YOUR TASK:
Write the material out again in full, word for word. Do not include the pictures.

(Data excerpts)
>> BEGIN

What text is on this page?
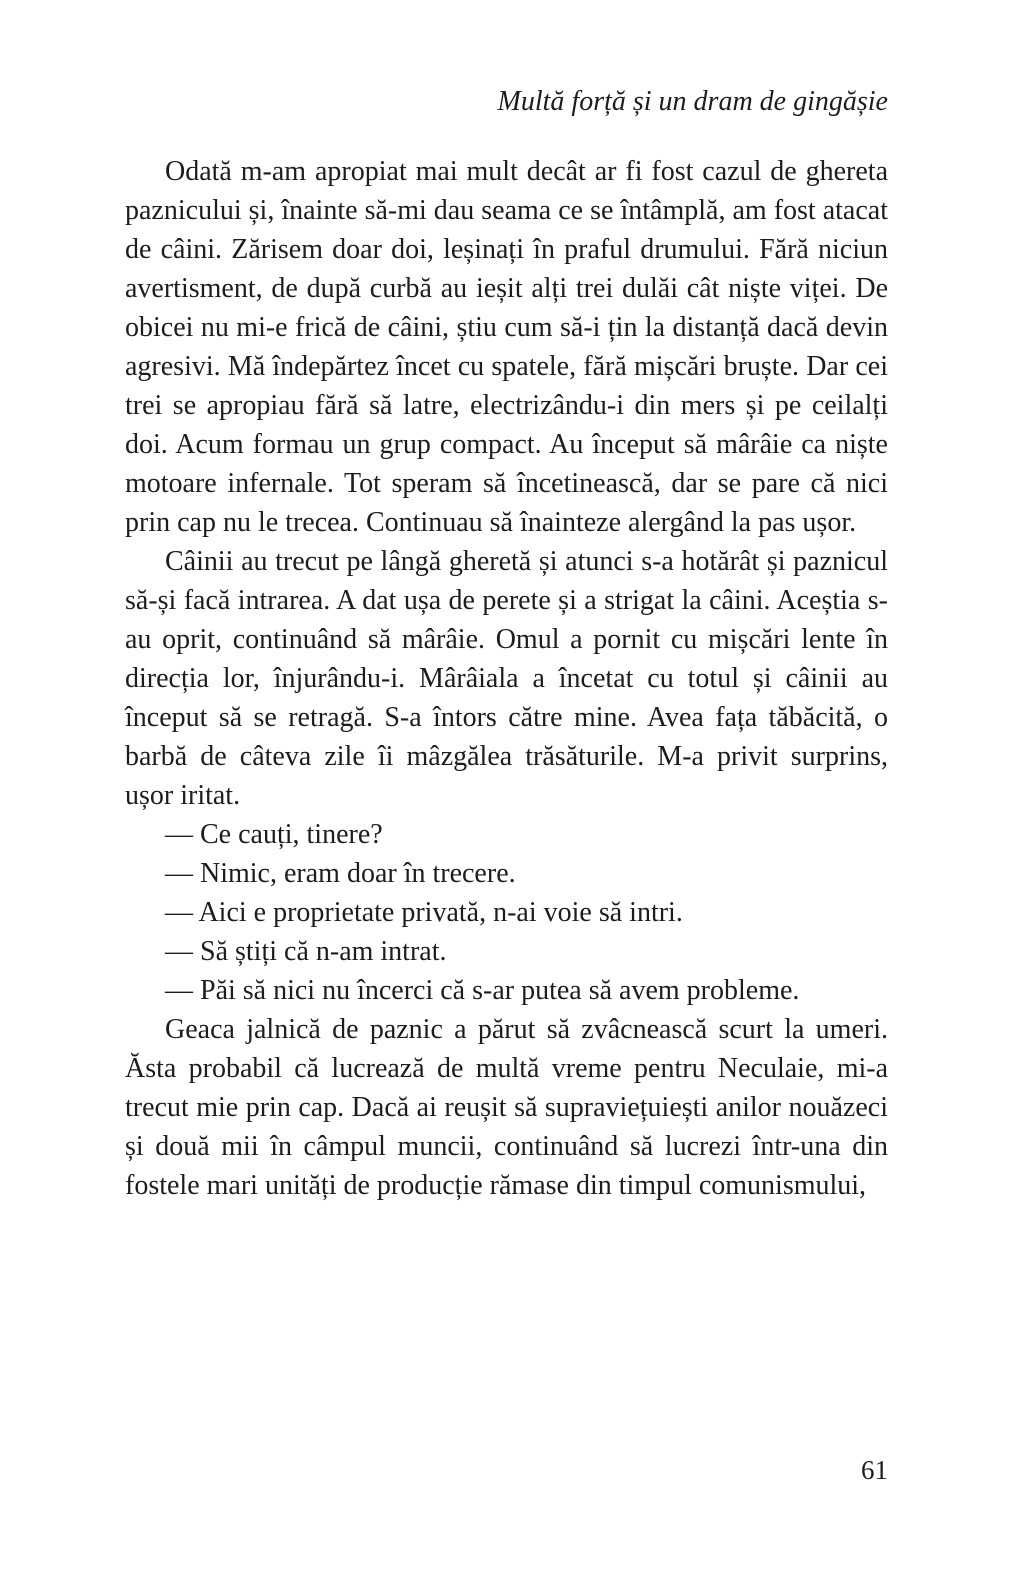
Multă forță și un dram de gingășie

Odată m-am apropiat mai mult decât ar fi fost cazul de ghereta paznicului și, înainte să-mi dau seama ce se întâmplă, am fost atacat de câini. Zărisem doar doi, leșinați în praful drumului. Fără niciun avertisment, de după curbă au ieșit alți trei dulăi cât niște viței. De obicei nu mi-e frică de câini, știu cum să-i țin la distanță dacă devin agresivi. Mă îndepărtez încet cu spatele, fără mișcări bruște. Dar cei trei se apropiau fără să latre, electrizându-i din mers și pe ceilalți doi. Acum formau un grup compact. Au început să mârâie ca niște motoare infernale. Tot speram să încetinească, dar se pare că nici prin cap nu le trecea. Continuau să înainteze alergând la pas ușor.

Câinii au trecut pe lângă gheretă și atunci s-a hotărât și paznicul să-și facă intrarea. A dat ușa de perete și a strigat la câini. Aceștia s-au oprit, continuând să mârâie. Omul a pornit cu mișcări lente în direcția lor, înjurându-i. Mârâiala a încetat cu totul și câinii au început să se retragă. S-a întors către mine. Avea fața tăbăcită, o barbă de câteva zile îi mâzgălea trăsăturile. M-a privit surprins, ușor iritat.

— Ce cauți, tinere?

— Nimic, eram doar în trecere.

— Aici e proprietate privată, n-ai voie să intri.

— Să știți că n-am intrat.

— Păi să nici nu încerci că s-ar putea să avem probleme.

Geaca jalnică de paznic a părut să zvâcnească scurt la umeri. Ăsta probabil că lucrează de multă vreme pentru Neculaie, mi-a trecut mie prin cap. Dacă ai reușit să supraviețuiești anilor nouăzeci și două mii în câmpul muncii, continuând să lucrezi într-una din fostele mari unități de producție rămase din timpul comunismului,

61
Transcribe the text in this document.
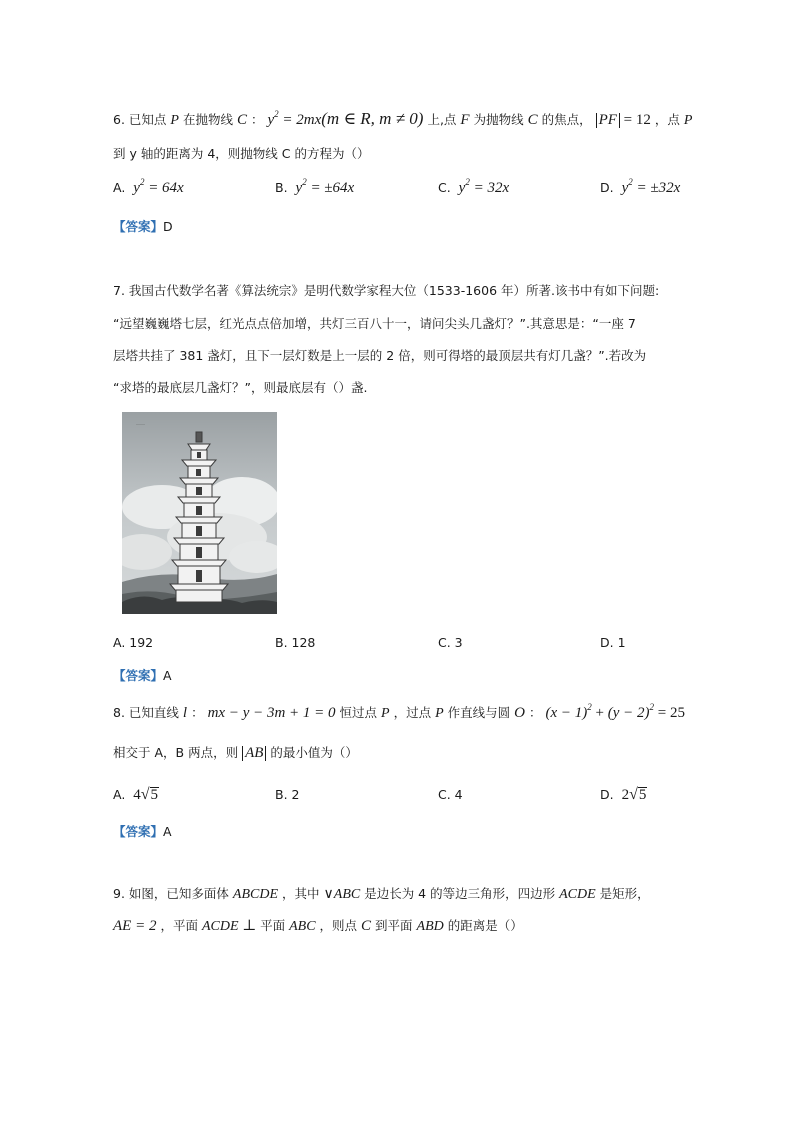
6. 已知点 P 在抛物线 C ： $y^2 = 2mx(m$ ∈ R, m ≠ 0) 上,点 F 为抛物线 C 的焦点， PF = 12 ，点 P
到 y 轴的距离为 4，则抛物线 C 的方程为（）
A. $y^2 = 64x$	B. $y^2 = \pm 64x$	C. $y^2 = 32x$	D. $y^2 = \pm 32x$
【答案】D
7. 我国古代数学名著《算法统宗》是明代数学家程大位（1533-1606 年）所著.该书中有如下问题:
“远望巍巍塔七层，红光点点倍加增，共灯三百八十一，请问尖头几盏灯？”.其意思是：“一座 7
层塔共挂了 381 盏灯，且下一层灯数是上一层的 2 倍，则可得塔的最顶层共有灯几盏？”.若改为
“求塔的最底层几盏灯？”，则最底层有（）盏.
A. 192	B. 128	C. 3	D. 1
【答案】A
8. 已知直线 l ： mx − y − 3m + 1 = 0 恒过点 P ，过点 P 作直线与圆 O ： $(x - 1)^2 + (y - 2)^2 = 25$
相交于 A，B 两点，则 AB 的最小值为（）
A. 4√5	B. 2	C. 4	D. 2√5
【答案】A
9. 如图，已知多面体 ABCDE ，其中 ∨ABC 是边长为 4 的等边三角形，四边形 ACDE 是矩形，
AE = 2 ，平面 ACDE ⊥ 平面 ABC ，则点 C 到平面 ABD 的距离是（）
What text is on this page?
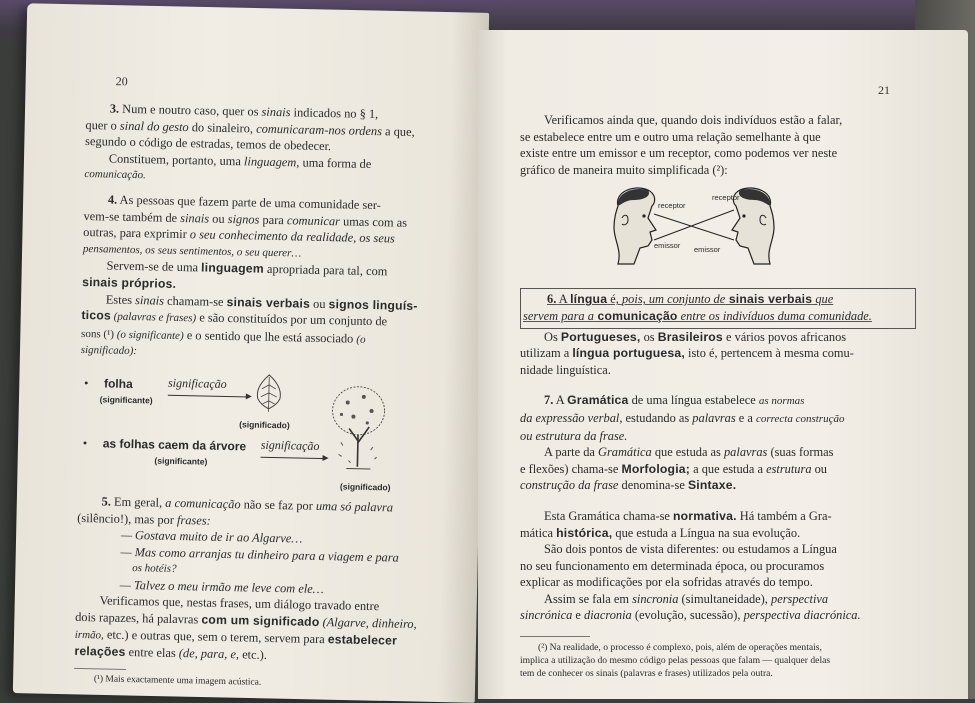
20

3. Num e noutro caso, quer os sinais indicados no § 1,

quer o sinal do gesto do sinaleiro, comunicaram-nos ordens a que,

segundo o código de estradas, temos de obedecer.

Constituem, portanto, uma linguagem, uma forma de

comunicação.

4. As pessoas que fazem parte de uma comunidade ser-

vem-se também de sinais ou signos para comunicar umas com as

outras, para exprimir o seu conhecimento da realidade, os seus

pensamentos, os seus sentimentos, o seu querer…

Servem-se de uma linguagem apropriada para tal, com

sinais próprios.

Estes sinais chamam-se sinais verbais ou signos linguís-

ticos (palavras e frases) e são constituídos por um conjunto de

sons (¹) (o significante) e o sentido que lhe está associado (o

significado):

• folha
(significante)
significação
(significado)
• as folhas caem da árvore
(significante)
significação
(significado)

5. Em geral, a comunicação não se faz por uma só palavra

(silêncio!), mas por frases:

— Gostava muito de ir ao Algarve…

— Mas como arranjas tu dinheiro para a viagem e para

os hotéis?

— Talvez o meu irmão me leve com ele…

Verificamos que, nestas frases, um diálogo travado entre

dois rapazes, há palavras com um significado (Algarve, dinheiro,

irmão, etc.) e outras que, sem o terem, servem para estabelecer

relações entre elas (de, para, e, etc.).

(¹) Mais exactamente uma imagem acústica.

21

Verificamos ainda que, quando dois indivíduos estão a falar,

se estabelece entre um e outro uma relação semelhante à que

existe entre um emissor e um receptor, como podemos ver neste

gráfico de maneira muito simplificada (²):

receptor
receptor
emissor emissor

6. A língua é, pois, um conjunto de sinais verbais que

servem para a comunicação entre os indivíduos duma comunidade.

Os Portugueses, os Brasileiros e vários povos africanos

utilizam a língua portuguesa, isto é, pertencem à mesma comu-

nidade linguística.

7. A Gramática de uma língua estabelece as normas

da expressão verbal, estudando as palavras e a correcta construção

ou estrutura da frase.

A parte da Gramática que estuda as palavras (suas formas

e flexões) chama-se Morfologia; a que estuda a estrutura ou

construção da frase denomina-se Sintaxe.

Esta Gramática chama-se normativa. Há também a Gra-

mática histórica, que estuda a Língua na sua evolução.

São dois pontos de vista diferentes: ou estudamos a Língua

no seu funcionamento em determinada época, ou procuramos

explicar as modificações por ela sofridas através do tempo.

Assim se fala em sincronia (simultaneidade), perspectiva

sincrónica e diacronia (evolução, sucessão), perspectiva diacrónica.

(²) Na realidade, o processo é complexo, pois, além de operações mentais,

implica a utilização do mesmo código pelas pessoas que falam — qualquer delas

tem de conhecer os sinais (palavras e frases) utilizados pela outra.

>> END

TASK RESULT:
What text is on this page?
Multă forță și un dram de gingășie

Odată m-am apropiat mai mult decât ar fi fost cazul de ghereta paznicului și, înainte să-mi dau seama ce se întâmplă, am fost atacat de câini. Zărisem doar doi, leșinați în praful drumului. Fără niciun avertisment, de după curbă au ieșit alți trei dulăi cât niște viței. De obicei nu mi-e frică de câini, știu cum să-i țin la distanță dacă devin agresivi. Mă îndepărtez încet cu spatele, fără mișcări bruște. Dar cei trei se apropiau fără să latre, electrizându-i din mers și pe ceilalți doi. Acum formau un grup compact. Au început să mârâie ca niște motoare infernale. Tot speram să încetinească, dar se pare că nici prin cap nu le trecea. Continuau să înainteze alergând la pas ușor.

Câinii au trecut pe lângă gheretă și atunci s-a hotărât și paznicul să-și facă intrarea. A dat ușa de perete și a strigat la câini. Aceștia s-au oprit, continuând să mârâie. Omul a pornit cu mișcări lente în direcția lor, înjurându-i. Mârâiala a încetat cu totul și câinii au început să se retragă. S-a întors către mine. Avea fața tăbăcită, o barbă de câteva zile îi mâzgălea trăsăturile. M-a privit surprins, ușor iritat.

— Ce cauți, tinere?

— Nimic, eram doar în trecere.

— Aici e proprietate privată, n-ai voie să intri.

— Să știți că n-am intrat.

— Păi să nici nu încerci că s-ar putea să avem probleme.

Geaca jalnică de paznic a părut să zvâcnească scurt la umeri. Ăsta probabil că lucrează de multă vreme pentru Neculaie, mi-a trecut mie prin cap. Dacă ai reușit să supraviețuiești anilor nouăzeci și două mii în câmpul muncii, continuând să lucrezi într-una din fostele mari unități de producție rămase din timpul comunismului,

61
Transcribe the text in this document.
6. 已知点 P 在抛物线 C ： $y^2 = 2mx(m$ ∈ R, m ≠ 0) 上,点 F 为抛物线 C 的焦点， PF = 12 ，点 P
到 y 轴的距离为 4，则抛物线 C 的方程为（）
A. $y^2 = 64x$	B. $y^2 = \pm 64x$	C. $y^2 = 32x$	D. $y^2 = \pm 32x$
【答案】D
7. 我国古代数学名著《算法统宗》是明代数学家程大位（1533-1606 年）所著.该书中有如下问题:
“远望巍巍塔七层，红光点点倍加增，共灯三百八十一，请问尖头几盏灯？”.其意思是：“一座 7
层塔共挂了 381 盏灯，且下一层灯数是上一层的 2 倍，则可得塔的最顶层共有灯几盏？”.若改为
“求塔的最底层几盏灯？”，则最底层有（）盏.
A. 192	B. 128	C. 3	D. 1
【答案】A
8. 已知直线 l ： mx − y − 3m + 1 = 0 恒过点 P ，过点 P 作直线与圆 O ： $(x - 1)^2 + (y - 2)^2 = 25$
相交于 A，B 两点，则 AB 的最小值为（）
A. 4√5	B. 2	C. 4	D. 2√5
【答案】A
9. 如图，已知多面体 ABCDE ，其中 ∨ABC 是边长为 4 的等边三角形，四边形 ACDE 是矩形，
AE = 2 ，平面 ACDE ⊥ 平面 ABC ，则点 C 到平面 ABD 的距离是（）
What text is on this page?
20

3. Num e noutro caso, quer os sinais indicados no § 1,

quer o sinal do gesto do sinaleiro, comunicaram-nos ordens a que,

segundo o código de estradas, temos de obedecer.

Constituem, portanto, uma linguagem, uma forma de

comunicação.

4. As pessoas que fazem parte de uma comunidade ser-

vem-se também de sinais ou signos para comunicar umas com as

outras, para exprimir o seu conhecimento da realidade, os seus

pensamentos, os seus sentimentos, o seu querer…

Servem-se de uma linguagem apropriada para tal, com

sinais próprios.

Estes sinais chamam-se sinais verbais ou signos linguís-

ticos (palavras e frases) e são constituídos por um conjunto de

sons (¹) (o significante) e o sentido que lhe está associado (o

significado):

• folha
(significante)
significação
(significado)
• as folhas caem da árvore
(significante)
significação
(significado)

5. Em geral, a comunicação não se faz por uma só palavra

(silêncio!), mas por frases:

— Gostava muito de ir ao Algarve…

— Mas como arranjas tu dinheiro para a viagem e para

os hotéis?

— Talvez o meu irmão me leve com ele…

Verificamos que, nestas frases, um diálogo travado entre

dois rapazes, há palavras com um significado (Algarve, dinheiro,

irmão, etc.) e outras que, sem o terem, servem para estabelecer

relações entre elas (de, para, e, etc.).

(¹) Mais exactamente uma imagem acústica.

21

Verificamos ainda que, quando dois indivíduos estão a falar,

se estabelece entre um e outro uma relação semelhante à que

existe entre um emissor e um receptor, como podemos ver neste

gráfico de maneira muito simplificada (²):

receptor
receptor
emissor emissor

6. A língua é, pois, um conjunto de sinais verbais que

servem para a comunicação entre os indivíduos duma comunidade.

Os Portugueses, os Brasileiros e vários povos africanos

utilizam a língua portuguesa, isto é, pertencem à mesma comu-

nidade linguística.

7. A Gramática de uma língua estabelece as normas

da expressão verbal, estudando as palavras e a correcta construção

ou estrutura da frase.

A parte da Gramática que estuda as palavras (suas formas

e flexões) chama-se Morfologia; a que estuda a estrutura ou

construção da frase denomina-se Sintaxe.

Esta Gramática chama-se normativa. Há também a Gra-

mática histórica, que estuda a Língua na sua evolução.

São dois pontos de vista diferentes: ou estudamos a Língua

no seu funcionamento em determinada época, ou procuramos

explicar as modificações por ela sofridas através do tempo.

Assim se fala em sincronia (simultaneidade), perspectiva

sincrónica e diacronia (evolução, sucessão), perspectiva diacrónica.

(²) Na realidade, o processo é complexo, pois, além de operações mentais,

implica a utilização do mesmo código pelas pessoas que falam — qualquer delas

tem de conhecer os sinais (palavras e frases) utilizados pela outra.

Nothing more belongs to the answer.